→ PROBLEM STATEMENT: Transcribe all the entries word for word, skipping the pictures.

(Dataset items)
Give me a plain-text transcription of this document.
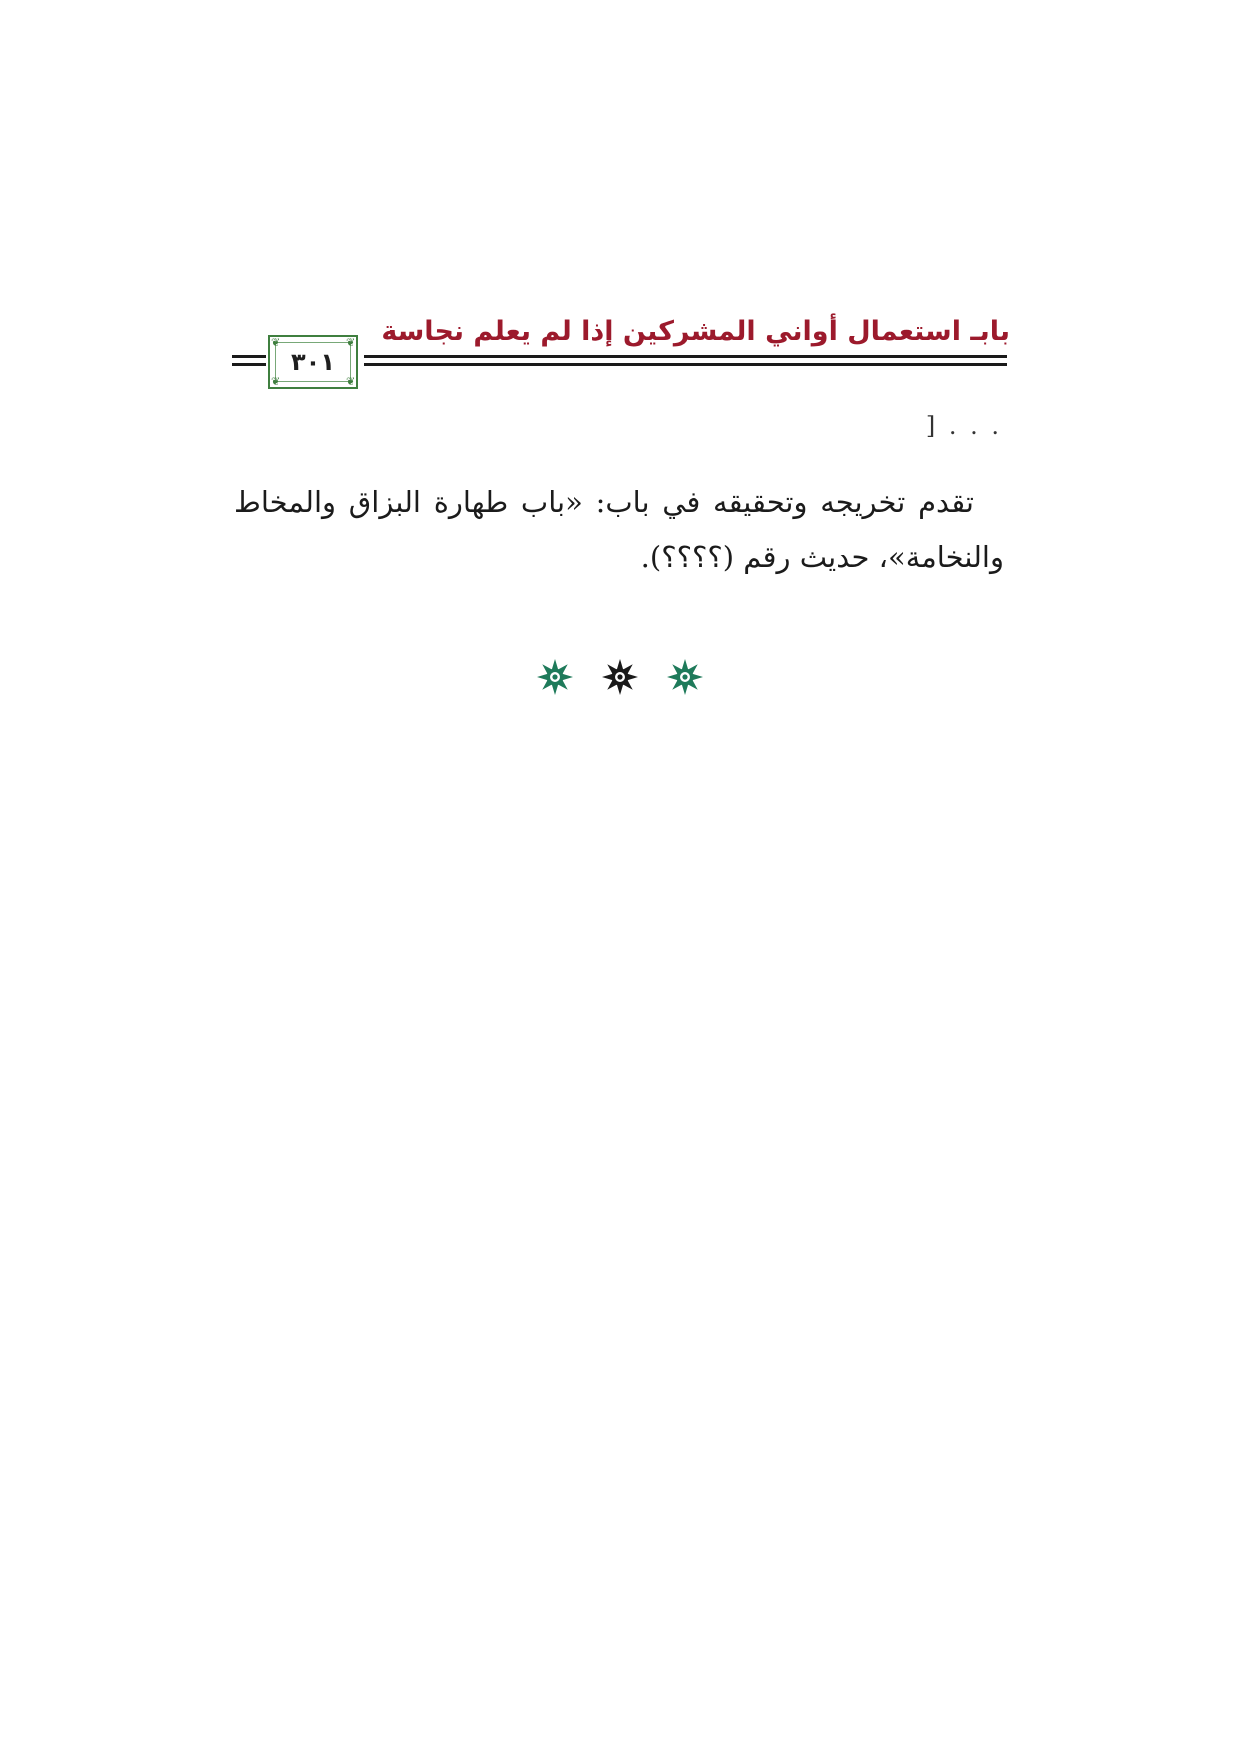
بابـ استعمال أواني المشركين إذا لم يعلم نجاسة
❦	❦
❦	❦
٣٠١
. . . [
تقدم تخريجه وتحقيقه في باب: «باب طهارة البزاق والمخاط والنخامة»، حديث رقم (؟؟؟؟).
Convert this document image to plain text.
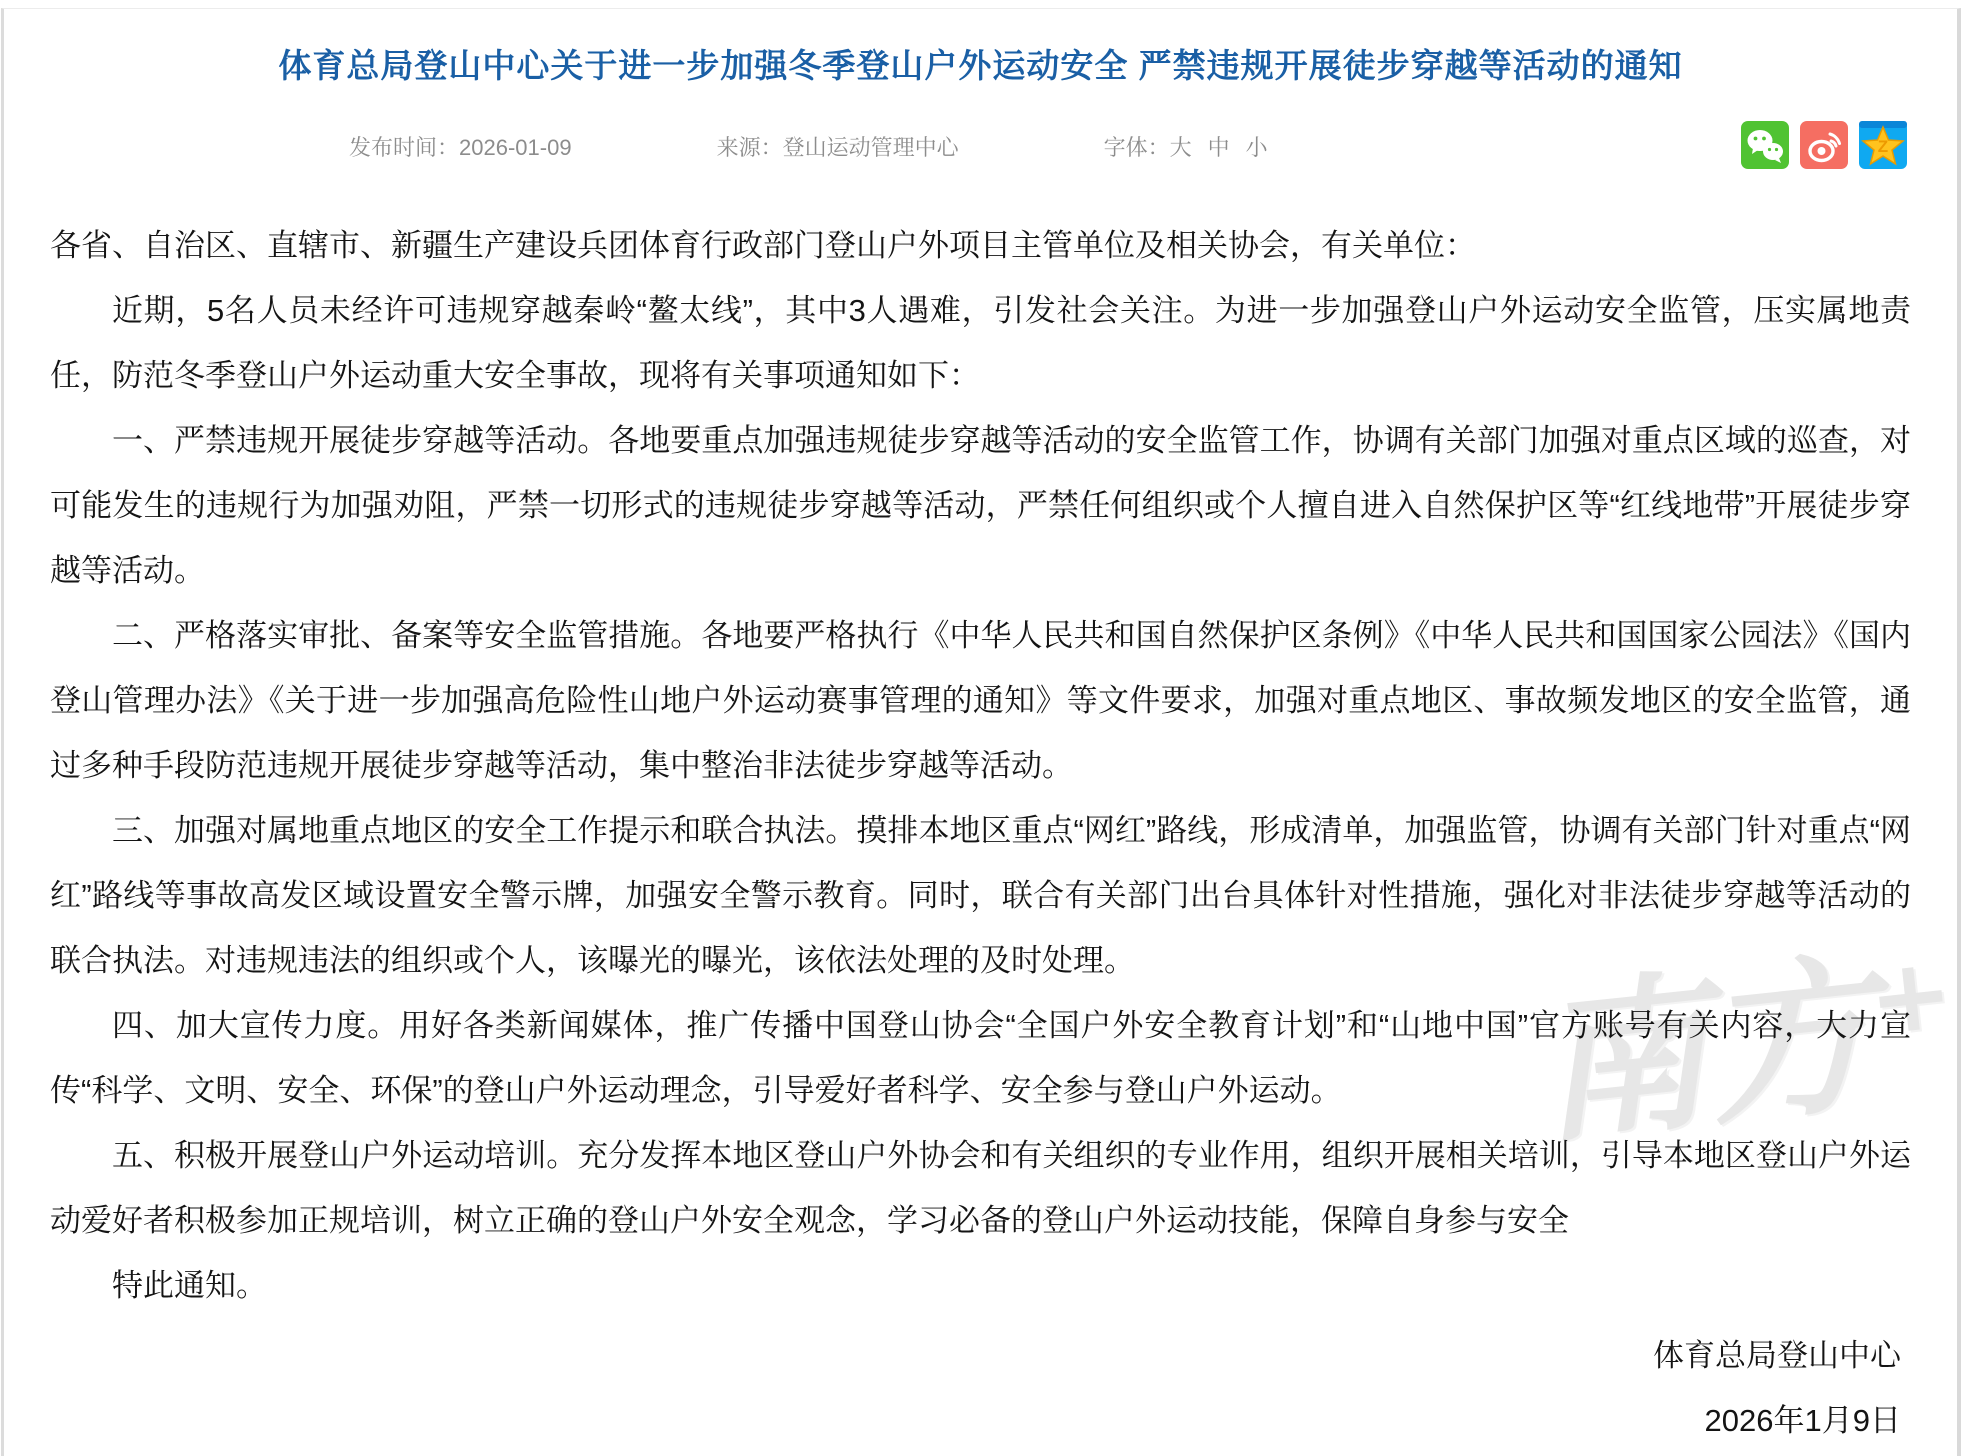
体育总局登山中心关于进一步加强冬季登山户外运动安全 严禁违规开展徒步穿越等活动的通知
发布时间：2026-01-09	来源：登山运动管理中心	字体： 大 中 小	Z

各省、自治区、直辖市、新疆生产建设兵团体育行政部门登山户外项目主管单位及相关协会，有关单位：

近期，5名人员未经许可违规穿越秦岭“鳌太线”，其中3人遇难，引发社会关注。为进一步加强登山户外运动安全监管，压实属地责任，防范冬季登山户外运动重大安全事故，现将有关事项通知如下：

一、严禁违规开展徒步穿越等活动。各地要重点加强违规徒步穿越等活动的安全监管工作，协调有关部门加强对重点区域的巡查，对可能发生的违规行为加强劝阻，严禁一切形式的违规徒步穿越等活动，严禁任何组织或个人擅自进入自然保护区等“红线地带”开展徒步穿越等活动。

二、严格落实审批、备案等安全监管措施。各地要严格执行《中华人民共和国自然保护区条例》《中华人民共和国国家公园法》《国内登山管理办法》《关于进一步加强高危险性山地户外运动赛事管理的通知》等文件要求，加强对重点地区、事故频发地区的安全监管，通过多种手段防范违规开展徒步穿越等活动，集中整治非法徒步穿越等活动。

三、加强对属地重点地区的安全工作提示和联合执法。摸排本地区重点“网红”路线，形成清单，加强监管，协调有关部门针对重点“网红”路线等事故高发区域设置安全警示牌，加强安全警示教育。同时，联合有关部门出台具体针对性措施，强化对非法徒步穿越等活动的联合执法。对违规违法的组织或个人，该曝光的曝光，该依法处理的及时处理。

四、加大宣传力度。用好各类新闻媒体，推广传播中国登山协会“全国户外安全教育计划”和“山地中国”官方账号有关内容，大力宣传“科学、文明、安全、环保”的登山户外运动理念，引导爱好者科学、安全参与登山户外运动。

五、积极开展登山户外运动培训。充分发挥本地区登山户外协会和有关组织的专业作用，组织开展相关培训，引导本地区登山户外运动爱好者积极参加正规培训，树立正确的登山户外安全观念，学习必备的登山户外运动技能，保障自身参与安全

特此通知。

体育总局登山中心

2026年1月9日

南方+
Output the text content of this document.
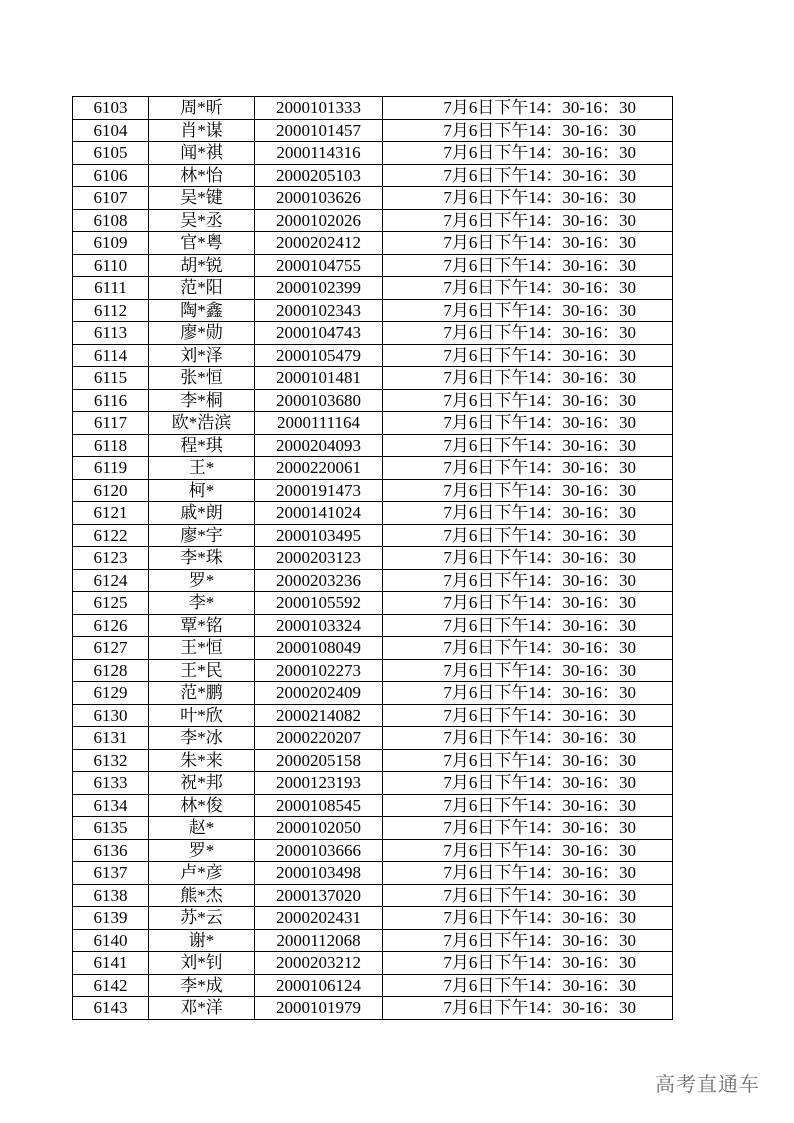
6103	周*昕	2000101333	7月6日下午14：30-16：30
6104	肖*谋	2000101457	7月6日下午14：30-16：30
6105	闻*祺	2000114316	7月6日下午14：30-16：30
6106	林*怡	2000205103	7月6日下午14：30-16：30
6107	吴*键	2000103626	7月6日下午14：30-16：30
6108	吴*丞	2000102026	7月6日下午14：30-16：30
6109	官*粤	2000202412	7月6日下午14：30-16：30
6110	胡*锐	2000104755	7月6日下午14：30-16：30
6111	范*阳	2000102399	7月6日下午14：30-16：30
6112	陶*鑫	2000102343	7月6日下午14：30-16：30
6113	廖*勋	2000104743	7月6日下午14：30-16：30
6114	刘*泽	2000105479	7月6日下午14：30-16：30
6115	张*恒	2000101481	7月6日下午14：30-16：30
6116	李*桐	2000103680	7月6日下午14：30-16：30
6117	欧*浩滨	2000111164	7月6日下午14：30-16：30
6118	程*琪	2000204093	7月6日下午14：30-16：30
6119	王*	2000220061	7月6日下午14：30-16：30
6120	柯*	2000191473	7月6日下午14：30-16：30
6121	戚*朗	2000141024	7月6日下午14：30-16：30
6122	廖*宇	2000103495	7月6日下午14：30-16：30
6123	李*珠	2000203123	7月6日下午14：30-16：30
6124	罗*	2000203236	7月6日下午14：30-16：30
6125	李*	2000105592	7月6日下午14：30-16：30
6126	覃*铭	2000103324	7月6日下午14：30-16：30
6127	王*恒	2000108049	7月6日下午14：30-16：30
6128	王*民	2000102273	7月6日下午14：30-16：30
6129	范*鹏	2000202409	7月6日下午14：30-16：30
6130	叶*欣	2000214082	7月6日下午14：30-16：30
6131	李*冰	2000220207	7月6日下午14：30-16：30
6132	朱*来	2000205158	7月6日下午14：30-16：30
6133	祝*邦	2000123193	7月6日下午14：30-16：30
6134	林*俊	2000108545	7月6日下午14：30-16：30
6135	赵*	2000102050	7月6日下午14：30-16：30
6136	罗*	2000103666	7月6日下午14：30-16：30
6137	卢*彦	2000103498	7月6日下午14：30-16：30
6138	熊*杰	2000137020	7月6日下午14：30-16：30
6139	苏*云	2000202431	7月6日下午14：30-16：30
6140	谢*	2000112068	7月6日下午14：30-16：30
6141	刘*钊	2000203212	7月6日下午14：30-16：30
6142	李*成	2000106124	7月6日下午14：30-16：30
6143	邓*洋	2000101979	7月6日下午14：30-16：30
高考直通车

→ REPLY:
Give me a plain-text transcription of this document.
بابـ استعمال أواني المشركين إذا لم يعلم نجاسة
❦	❦
❦	❦
٣٠١
. . . [
تقدم تخريجه وتحقيقه في باب: «باب طهارة البزاق والمخاط والنخامة»، حديث رقم (؟؟؟؟).
Convert this document image to plain text.
体育总局登山中心关于进一步加强冬季登山户外运动安全 严禁违规开展徒步穿越等活动的通知
发布时间：2026-01-09	来源：登山运动管理中心	字体： 大 中 小	Z

各省、自治区、直辖市、新疆生产建设兵团体育行政部门登山户外项目主管单位及相关协会，有关单位：

近期，5名人员未经许可违规穿越秦岭“鳌太线”，其中3人遇难，引发社会关注。为进一步加强登山户外运动安全监管，压实属地责任，防范冬季登山户外运动重大安全事故，现将有关事项通知如下：

一、严禁违规开展徒步穿越等活动。各地要重点加强违规徒步穿越等活动的安全监管工作，协调有关部门加强对重点区域的巡查，对可能发生的违规行为加强劝阻，严禁一切形式的违规徒步穿越等活动，严禁任何组织或个人擅自进入自然保护区等“红线地带”开展徒步穿越等活动。

二、严格落实审批、备案等安全监管措施。各地要严格执行《中华人民共和国自然保护区条例》《中华人民共和国国家公园法》《国内登山管理办法》《关于进一步加强高危险性山地户外运动赛事管理的通知》等文件要求，加强对重点地区、事故频发地区的安全监管，通过多种手段防范违规开展徒步穿越等活动，集中整治非法徒步穿越等活动。

三、加强对属地重点地区的安全工作提示和联合执法。摸排本地区重点“网红”路线，形成清单，加强监管，协调有关部门针对重点“网红”路线等事故高发区域设置安全警示牌，加强安全警示教育。同时，联合有关部门出台具体针对性措施，强化对非法徒步穿越等活动的联合执法。对违规违法的组织或个人，该曝光的曝光，该依法处理的及时处理。

四、加大宣传力度。用好各类新闻媒体，推广传播中国登山协会“全国户外安全教育计划”和“山地中国”官方账号有关内容，大力宣传“科学、文明、安全、环保”的登山户外运动理念，引导爱好者科学、安全参与登山户外运动。

五、积极开展登山户外运动培训。充分发挥本地区登山户外协会和有关组织的专业作用，组织开展相关培训，引导本地区登山户外运动爱好者积极参加正规培训，树立正确的登山户外安全观念，学习必备的登山户外运动技能，保障自身参与安全

特此通知。

体育总局登山中心

2026年1月9日

南方+
Output the text content of this document.
6103	周*昕	2000101333	7月6日下午14：30-16：30
6104	肖*谋	2000101457	7月6日下午14：30-16：30
6105	闻*祺	2000114316	7月6日下午14：30-16：30
6106	林*怡	2000205103	7月6日下午14：30-16：30
6107	吴*键	2000103626	7月6日下午14：30-16：30
6108	吴*丞	2000102026	7月6日下午14：30-16：30
6109	官*粤	2000202412	7月6日下午14：30-16：30
6110	胡*锐	2000104755	7月6日下午14：30-16：30
6111	范*阳	2000102399	7月6日下午14：30-16：30
6112	陶*鑫	2000102343	7月6日下午14：30-16：30
6113	廖*勋	2000104743	7月6日下午14：30-16：30
6114	刘*泽	2000105479	7月6日下午14：30-16：30
6115	张*恒	2000101481	7月6日下午14：30-16：30
6116	李*桐	2000103680	7月6日下午14：30-16：30
6117	欧*浩滨	2000111164	7月6日下午14：30-16：30
6118	程*琪	2000204093	7月6日下午14：30-16：30
6119	王*	2000220061	7月6日下午14：30-16：30
6120	柯*	2000191473	7月6日下午14：30-16：30
6121	戚*朗	2000141024	7月6日下午14：30-16：30
6122	廖*宇	2000103495	7月6日下午14：30-16：30
6123	李*珠	2000203123	7月6日下午14：30-16：30
6124	罗*	2000203236	7月6日下午14：30-16：30
6125	李*	2000105592	7月6日下午14：30-16：30
6126	覃*铭	2000103324	7月6日下午14：30-16：30
6127	王*恒	2000108049	7月6日下午14：30-16：30
6128	王*民	2000102273	7月6日下午14：30-16：30
6129	范*鹏	2000202409	7月6日下午14：30-16：30
6130	叶*欣	2000214082	7月6日下午14：30-16：30
6131	李*冰	2000220207	7月6日下午14：30-16：30
6132	朱*来	2000205158	7月6日下午14：30-16：30
6133	祝*邦	2000123193	7月6日下午14：30-16：30
6134	林*俊	2000108545	7月6日下午14：30-16：30
6135	赵*	2000102050	7月6日下午14：30-16：30
6136	罗*	2000103666	7月6日下午14：30-16：30
6137	卢*彦	2000103498	7月6日下午14：30-16：30
6138	熊*杰	2000137020	7月6日下午14：30-16：30
6139	苏*云	2000202431	7月6日下午14：30-16：30
6140	谢*	2000112068	7月6日下午14：30-16：30
6141	刘*钊	2000203212	7月6日下午14：30-16：30
6142	李*成	2000106124	7月6日下午14：30-16：30
6143	邓*洋	2000101979	7月6日下午14：30-16：30
高考直通车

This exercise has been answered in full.